╭─ Records to use

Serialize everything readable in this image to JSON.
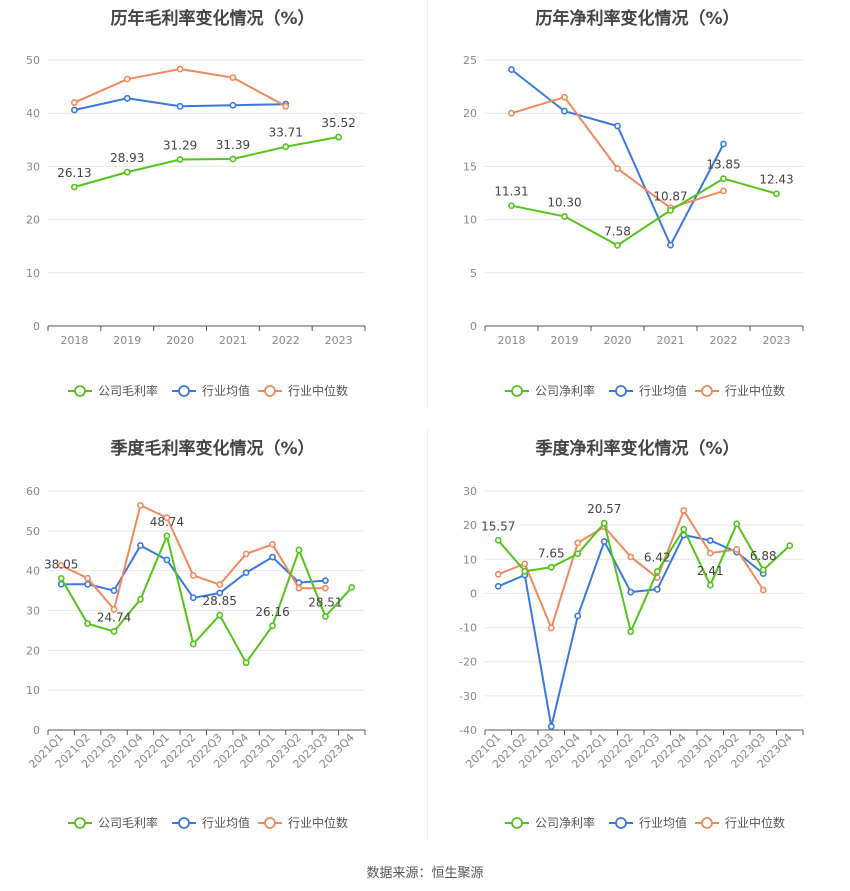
{
  "source": "数据来源：恒生聚源",
  "chart_data": [
    {
      "type": "line",
      "title": "历年毛利率变化情况（%）",
      "categories": [
        "2018",
        "2019",
        "2020",
        "2021",
        "2022",
        "2023"
      ],
      "ylim": [
        0,
        50
      ],
      "yticks": [
        0,
        10,
        20,
        30,
        40,
        50
      ],
      "grid": true,
      "legend_position": "bottom",
      "series": [
        {
          "name": "公司毛利率",
          "color": "#52c41a",
          "values": [
            26.13,
            28.93,
            31.29,
            31.39,
            33.71,
            35.52
          ],
          "labels": [
            "26.13",
            "28.93",
            "31.29",
            "31.39",
            "33.71",
            "35.52"
          ]
        },
        {
          "name": "行业均值",
          "color": "#3a78e0",
          "values": [
            40.6,
            42.8,
            41.3,
            41.5,
            41.7,
            null
          ]
        },
        {
          "name": "行业中位数",
          "color": "#f08a5d",
          "values": [
            42.0,
            46.4,
            48.3,
            46.7,
            41.3,
            null
          ]
        }
      ]
    },
    {
      "type": "line",
      "title": "历年净利率变化情况（%）",
      "categories": [
        "2018",
        "2019",
        "2020",
        "2021",
        "2022",
        "2023"
      ],
      "ylim": [
        0,
        25
      ],
      "yticks": [
        0,
        5,
        10,
        15,
        20,
        25
      ],
      "grid": true,
      "legend_position": "bottom",
      "series": [
        {
          "name": "公司净利率",
          "color": "#52c41a",
          "values": [
            11.31,
            10.3,
            7.58,
            10.87,
            13.85,
            12.43
          ],
          "labels": [
            "11.31",
            "10.30",
            "7.58",
            "10.87",
            "13.85",
            "12.43"
          ]
        },
        {
          "name": "行业均值",
          "color": "#3a78e0",
          "values": [
            24.1,
            20.2,
            18.8,
            7.6,
            17.1,
            null
          ]
        },
        {
          "name": "行业中位数",
          "color": "#f08a5d",
          "values": [
            20.0,
            21.5,
            14.8,
            11.1,
            12.7,
            null
          ]
        }
      ]
    },
    {
      "type": "line",
      "title": "季度毛利率变化情况（%）",
      "categories": [
        "2021Q1",
        "2021Q2",
        "2021Q3",
        "2021Q4",
        "2022Q1",
        "2022Q2",
        "2022Q3",
        "2022Q4",
        "2023Q1",
        "2023Q2",
        "2023Q3",
        "2023Q4"
      ],
      "ylim": [
        0,
        60
      ],
      "yticks": [
        0,
        10,
        20,
        30,
        40,
        50,
        60
      ],
      "grid": true,
      "legend_position": "bottom",
      "series": [
        {
          "name": "公司毛利率",
          "color": "#52c41a",
          "values": [
            38.05,
            26.7,
            24.74,
            32.8,
            48.74,
            21.6,
            28.85,
            16.9,
            26.16,
            45.2,
            28.51,
            35.8
          ],
          "labels": [
            "38.05",
            "",
            "24.74",
            "",
            "48.74",
            "",
            "28.85",
            "",
            "26.16",
            "",
            "28.51",
            ""
          ]
        },
        {
          "name": "行业均值",
          "color": "#3a78e0",
          "values": [
            36.6,
            36.6,
            35.0,
            46.3,
            42.7,
            33.2,
            34.4,
            39.5,
            43.4,
            37.0,
            37.5,
            null
          ]
        },
        {
          "name": "行业中位数",
          "color": "#f08a5d",
          "values": [
            41.3,
            38.1,
            30.3,
            56.4,
            53.3,
            38.8,
            36.5,
            44.2,
            46.6,
            35.6,
            35.6,
            null
          ]
        }
      ]
    },
    {
      "type": "line",
      "title": "季度净利率变化情况（%）",
      "categories": [
        "2021Q1",
        "2021Q2",
        "2021Q3",
        "2021Q4",
        "2022Q1",
        "2022Q2",
        "2022Q3",
        "2022Q4",
        "2023Q1",
        "2023Q2",
        "2023Q3",
        "2023Q4"
      ],
      "ylim": [
        -40,
        30
      ],
      "yticks": [
        -40,
        -30,
        -20,
        -10,
        0,
        10,
        20,
        30
      ],
      "grid": true,
      "legend_position": "bottom",
      "series": [
        {
          "name": "公司净利率",
          "color": "#52c41a",
          "values": [
            15.57,
            6.5,
            7.65,
            11.6,
            20.57,
            -11.2,
            6.42,
            18.8,
            2.41,
            20.4,
            6.88,
            14.0
          ],
          "labels": [
            "15.57",
            "",
            "7.65",
            "",
            "20.57",
            "",
            "6.42",
            "",
            "2.41",
            "",
            "6.88",
            ""
          ]
        },
        {
          "name": "行业均值",
          "color": "#3a78e0",
          "values": [
            2.1,
            5.4,
            -39.0,
            -6.6,
            15.2,
            0.4,
            1.2,
            17.1,
            15.5,
            12.1,
            5.8,
            null
          ]
        },
        {
          "name": "行业中位数",
          "color": "#f08a5d",
          "values": [
            5.6,
            8.7,
            -10.1,
            14.8,
            19.5,
            10.7,
            4.6,
            24.3,
            11.8,
            12.9,
            1.0,
            null
          ]
        }
      ]
    }
  ]
}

╰─

Goal: Give every record back exactly as it reads, with no images.

Answer to the exercise:
Serialize everything readable in this image to JSON.
{
  "source": "数据来源：恒生聚源",
  "chart_data": [
    {
      "type": "line",
      "title": "历年毛利率变化情况（%）",
      "categories": [
        "2018",
        "2019",
        "2020",
        "2021",
        "2022",
        "2023"
      ],
      "ylim": [
        0,
        50
      ],
      "yticks": [
        0,
        10,
        20,
        30,
        40,
        50
      ],
      "grid": true,
      "legend_position": "bottom",
      "series": [
        {
          "name": "公司毛利率",
          "color": "#52c41a",
          "values": [
            26.13,
            28.93,
            31.29,
            31.39,
            33.71,
            35.52
          ],
          "labels": [
            "26.13",
            "28.93",
            "31.29",
            "31.39",
            "33.71",
            "35.52"
          ]
        },
        {
          "name": "行业均值",
          "color": "#3a78e0",
          "values": [
            40.6,
            42.8,
            41.3,
            41.5,
            41.7,
            null
          ]
        },
        {
          "name": "行业中位数",
          "color": "#f08a5d",
          "values": [
            42.0,
            46.4,
            48.3,
            46.7,
            41.3,
            null
          ]
        }
      ]
    },
    {
      "type": "line",
      "title": "历年净利率变化情况（%）",
      "categories": [
        "2018",
        "2019",
        "2020",
        "2021",
        "2022",
        "2023"
      ],
      "ylim": [
        0,
        25
      ],
      "yticks": [
        0,
        5,
        10,
        15,
        20,
        25
      ],
      "grid": true,
      "legend_position": "bottom",
      "series": [
        {
          "name": "公司净利率",
          "color": "#52c41a",
          "values": [
            11.31,
            10.3,
            7.58,
            10.87,
            13.85,
            12.43
          ],
          "labels": [
            "11.31",
            "10.30",
            "7.58",
            "10.87",
            "13.85",
            "12.43"
          ]
        },
        {
          "name": "行业均值",
          "color": "#3a78e0",
          "values": [
            24.1,
            20.2,
            18.8,
            7.6,
            17.1,
            null
          ]
        },
        {
          "name": "行业中位数",
          "color": "#f08a5d",
          "values": [
            20.0,
            21.5,
            14.8,
            11.1,
            12.7,
            null
          ]
        }
      ]
    },
    {
      "type": "line",
      "title": "季度毛利率变化情况（%）",
      "categories": [
        "2021Q1",
        "2021Q2",
        "2021Q3",
        "2021Q4",
        "2022Q1",
        "2022Q2",
        "2022Q3",
        "2022Q4",
        "2023Q1",
        "2023Q2",
        "2023Q3",
        "2023Q4"
      ],
      "ylim": [
        0,
        60
      ],
      "yticks": [
        0,
        10,
        20,
        30,
        40,
        50,
        60
      ],
      "grid": true,
      "legend_position": "bottom",
      "series": [
        {
          "name": "公司毛利率",
          "color": "#52c41a",
          "values": [
            38.05,
            26.7,
            24.74,
            32.8,
            48.74,
            21.6,
            28.85,
            16.9,
            26.16,
            45.2,
            28.51,
            35.8
          ],
          "labels": [
            "38.05",
            "",
            "24.74",
            "",
            "48.74",
            "",
            "28.85",
            "",
            "26.16",
            "",
            "28.51",
            ""
          ]
        },
        {
          "name": "行业均值",
          "color": "#3a78e0",
          "values": [
            36.6,
            36.6,
            35.0,
            46.3,
            42.7,
            33.2,
            34.4,
            39.5,
            43.4,
            37.0,
            37.5,
            null
          ]
        },
        {
          "name": "行业中位数",
          "color": "#f08a5d",
          "values": [
            41.3,
            38.1,
            30.3,
            56.4,
            53.3,
            38.8,
            36.5,
            44.2,
            46.6,
            35.6,
            35.6,
            null
          ]
        }
      ]
    },
    {
      "type": "line",
      "title": "季度净利率变化情况（%）",
      "categories": [
        "2021Q1",
        "2021Q2",
        "2021Q3",
        "2021Q4",
        "2022Q1",
        "2022Q2",
        "2022Q3",
        "2022Q4",
        "2023Q1",
        "2023Q2",
        "2023Q3",
        "2023Q4"
      ],
      "ylim": [
        -40,
        30
      ],
      "yticks": [
        -40,
        -30,
        -20,
        -10,
        0,
        10,
        20,
        30
      ],
      "grid": true,
      "legend_position": "bottom",
      "series": [
        {
          "name": "公司净利率",
          "color": "#52c41a",
          "values": [
            15.57,
            6.5,
            7.65,
            11.6,
            20.57,
            -11.2,
            6.42,
            18.8,
            2.41,
            20.4,
            6.88,
            14.0
          ],
          "labels": [
            "15.57",
            "",
            "7.65",
            "",
            "20.57",
            "",
            "6.42",
            "",
            "2.41",
            "",
            "6.88",
            ""
          ]
        },
        {
          "name": "行业均值",
          "color": "#3a78e0",
          "values": [
            2.1,
            5.4,
            -39.0,
            -6.6,
            15.2,
            0.4,
            1.2,
            17.1,
            15.5,
            12.1,
            5.8,
            null
          ]
        },
        {
          "name": "行业中位数",
          "color": "#f08a5d",
          "values": [
            5.6,
            8.7,
            -10.1,
            14.8,
            19.5,
            10.7,
            4.6,
            24.3,
            11.8,
            12.9,
            1.0,
            null
          ]
        }
      ]
    }
  ]
}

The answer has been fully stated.